= What the task requires =
Go over the entries and report the lines where the word "kvalitet" occurs.
___ Input data
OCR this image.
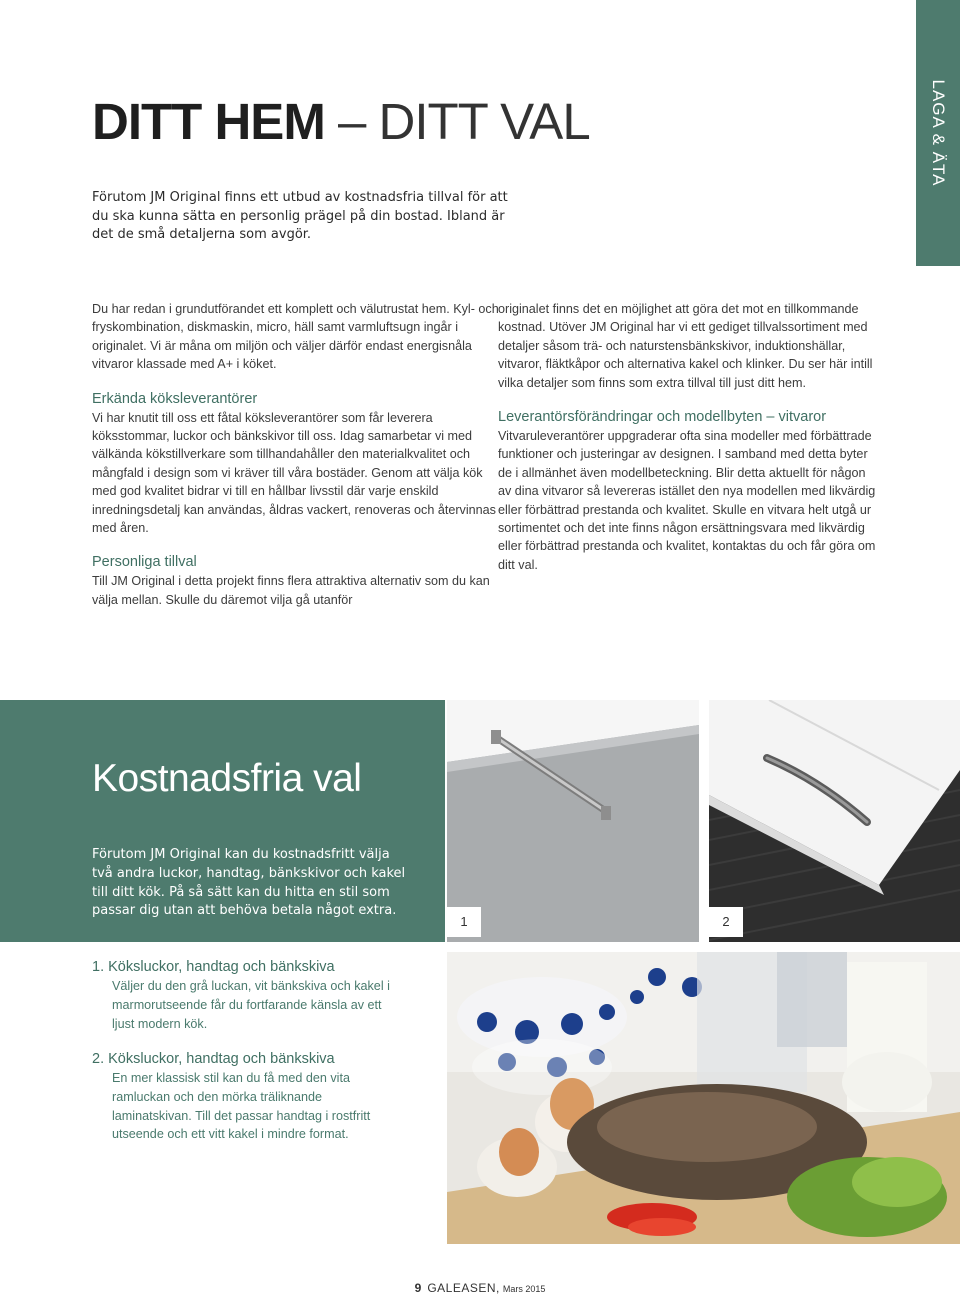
LAGA & ÄTA
DITT HEM – DITT VAL

Förutom JM Original finns ett utbud av kostnadsfria tillval för att du ska kunna sätta en personlig prägel på din bostad. Ibland är det de små detaljerna som avgör.

Du har redan i grundutförandet ett komplett och välutrustat hem. Kyl- och fryskombination, diskmaskin, micro, häll samt varmluftsugn ingår i originalet. Vi är måna om miljön och väljer därför endast energisnåla vitvaror klassade med A+ i köket.

Erkända köksleverantörer

Vi har knutit till oss ett fåtal köksleverantörer som får leverera köksstommar, luckor och bänkskivor till oss. Idag samarbetar vi med välkända kökstillverkare som tillhandahåller den materialkvalitet och mångfald i design som vi kräver till våra bostäder. Genom att välja kök med god kvalitet bidrar vi till en hållbar livsstil där varje enskild inredningsdetalj kan användas, åldras vackert, renoveras och återvinnas med åren.

Personliga tillval

Till JM Original i detta projekt finns flera attraktiva alternativ som du kan välja mellan. Skulle du däremot vilja gå utanför

originalet finns det en möjlighet att göra det mot en tillkommande kostnad. Utöver JM Original har vi ett gediget tillvalssortiment med detaljer såsom trä- och naturstensbänkskivor, induktionshällar, vitvaror, fläktkåpor och alternativa kakel och klinker. Du ser här intill vilka detaljer som finns som extra tillval till just ditt hem.

Leverantörsförändringar och modellbyten – vitvaror

Vitvaruleverantörer uppgraderar ofta sina modeller med förbättrade funktioner och justeringar av designen. I samband med detta byter de i allmänhet även modellbeteckning. Blir detta aktuellt för någon av dina vitvaror så levereras istället den nya modellen med likvärdig eller förbättrad prestanda och kvalitet. Skulle en vitvara helt utgå ur sortimentet och det inte finns någon ersättningsvara med likvärdig eller förbättrad prestanda och kvalitet, kontaktas du och får göra om ditt val.

Kostnadsfria val

Förutom JM Original kan du kostnadsfritt välja två andra luckor, handtag, bänkskivor och kakel till ditt kök. På så sätt kan du hitta en stil som passar dig utan att behöva betala något extra.

1	2
1. Köksluckor, handtag och bänkskiva

Väljer du den grå luckan, vit bänkskiva och kakel i marmorutseende får du fortfarande känsla av ett ljust modern kök.

2. Köksluckor, handtag och bänkskiva

En mer klassisk stil kan du få med den vita ramluckan och den mörka träliknande laminatskivan. Till det passar handtag i rostfritt utseende och ett vitt kakel i mindre format.

9 GALEASEN, Mars 2015
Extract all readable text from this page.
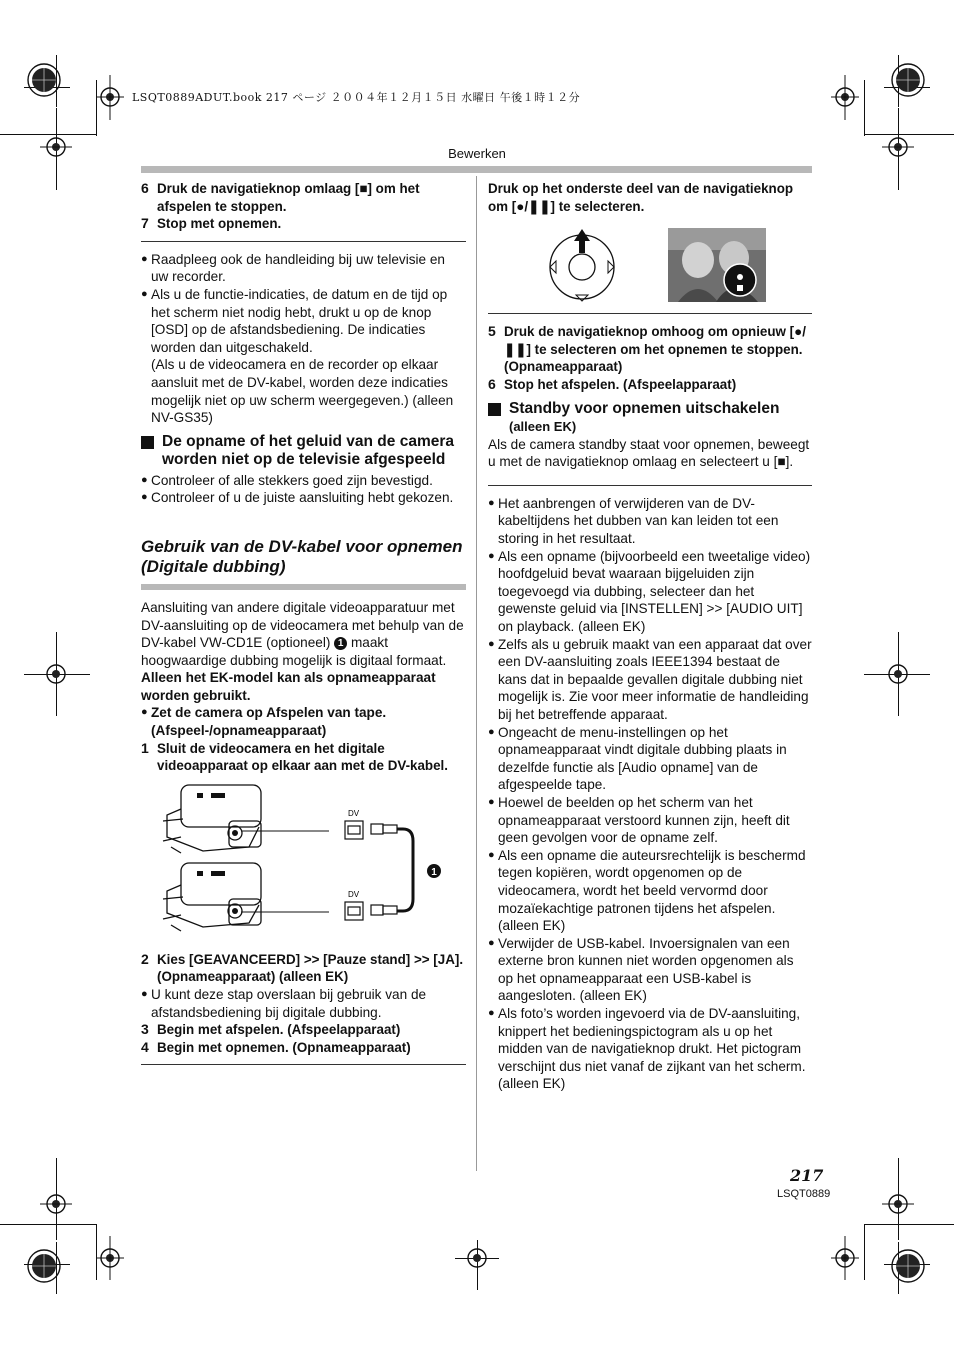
LSQT0889ADUT.book 217 ページ ２００４年１２月１５日 水曜日 午後１時１２分
Bewerken
6 Druk de navigatieknop omlaag [■] om het afspelen te stoppen.
7 Stop met opnemen.
● Raadpleeg ook de handleiding bij uw televisie en uw recorder.
● Als u de functie-indicaties, de datum en de tijd op het scherm niet nodig hebt, drukt u op de knop [OSD] op de afstandsbediening. De indicaties worden dan uitgeschakeld.
(Als u de videocamera en de recorder op elkaar aansluit met de DV-kabel, worden deze indicaties mogelijk niet op uw scherm weergegeven.) (alleen NV-GS35)
De opname of het geluid van de camera worden niet op de televisie afgespeeld
● Controleer of alle stekkers goed zijn bevestigd.
● Controleer of u de juiste aansluiting hebt gekozen.
Gebruik van de DV-kabel voor opnemen
(Digitale dubbing)

Aansluiting van andere digitale videoapparatuur met DV-aansluiting op de videocamera met behulp van de DV-kabel VW-CD1E (optioneel) 1 maakt hoogwaardige dubbing mogelijk is digitaal formaat.

Alleen het EK-model kan als opnameapparaat worden gebruikt.

● Zet de camera op Afspelen van tape. (Afspeel-/opnameapparaat)
1 Sluit de videocamera en het digitale videoapparaat op elkaar aan met de DV-kabel.
DV
DV
1
2 Kies [GEAVANCEERD] >> [Pauze stand] >> [JA]. (Opnameapparaat) (alleen EK)
● U kunt deze stap overslaan bij gebruik van de afstandsbediening bij digitale dubbing.
3 Begin met afspelen. (Afspeelapparaat)
4 Begin met opnemen. (Opnameapparaat)

Druk op het onderste deel van de navigatieknop om [●/❚❚] te selecteren.

5 Druk de navigatieknop omhoog om opnieuw [●/❚❚] te selecteren om het opnemen te stoppen. (Opnameapparaat)
6 Stop het afspelen. (Afspeelapparaat)
Standby voor opnemen uitschakelen

(alleen EK)

Als de camera standby staat voor opnemen, beweegt u met de navigatieknop omlaag en selecteert u [■].

● Het aanbrengen of verwijderen van de DV-kabeltijdens het dubben van kan leiden tot een storing in het resultaat.
● Als een opname (bijvoorbeeld een tweetalige video) hoofdgeluid bevat waaraan bijgeluiden zijn toegevoegd via dubbing, selecteer dan het gewenste geluid via [INSTELLEN] >> [AUDIO UIT] on playback. (alleen EK)
● Zelfs als u gebruik maakt van een apparaat dat over een DV-aansluiting zoals IEEE1394 bestaat de kans dat in bepaalde gevallen digitale dubbing niet mogelijk is. Zie voor meer informatie de handleiding bij het betreffende apparaat.
● Ongeacht de menu-instellingen op het opnameapparaat vindt digitale dubbing plaats in dezelfde functie als [Audio opname] van de afgespeelde tape.
● Hoewel de beelden op het scherm van het opnameapparaat verstoord kunnen zijn, heeft dit geen gevolgen voor de opname zelf.
● Als een opname die auteursrechtelijk is beschermd tegen kopiëren, wordt opgenomen op de videocamera, wordt het beeld vervormd door mozaïekachtige patronen tijdens het afspelen. (alleen EK)
● Verwijder de USB-kabel. Invoersignalen van een externe bron kunnen niet worden opgenomen als op het opnameapparaat een USB-kabel is aangesloten. (alleen EK)
● Als foto’s worden ingevoerd via de DV-aansluiting, knippert het bedieningspictogram als u op het midden van de navigatieknop drukt. Het pictogram verschijnt dus niet vanaf de zijkant van het scherm. (alleen EK)
217
LSQT0889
______
= Response =
Vi har knutit till oss ett fåtal köksleverantörer som får leverera köksstommar, luckor och bänkskivor till oss. Idag samarbetar vi med välkända kökstillverkare som tillhandahåller den materialkvalitet och mångfald i design som vi kräver till våra bostäder. Genom att välja kök med god kvalitet bidrar vi till en hållbar livsstil där varje enskild inredningsdetalj kan användas, åldras vackert, renoveras och återvinnas med åren.
Vitvaruleverantörer uppgraderar ofta sina modeller med förbättrade funktioner och justeringar av designen. I samband med detta byter de i allmänhet även modellbeteckning. Blir detta aktuellt för någon av dina vitvaror så levereras istället den nya modellen med likvärdig eller förbättrad prestanda och kvalitet. Skulle en vitvara helt utgå ur sortimentet och det inte finns någon ersättningsvara med likvärdig eller förbättrad prestanda och kvalitet, kontaktas du och får göra om ditt val.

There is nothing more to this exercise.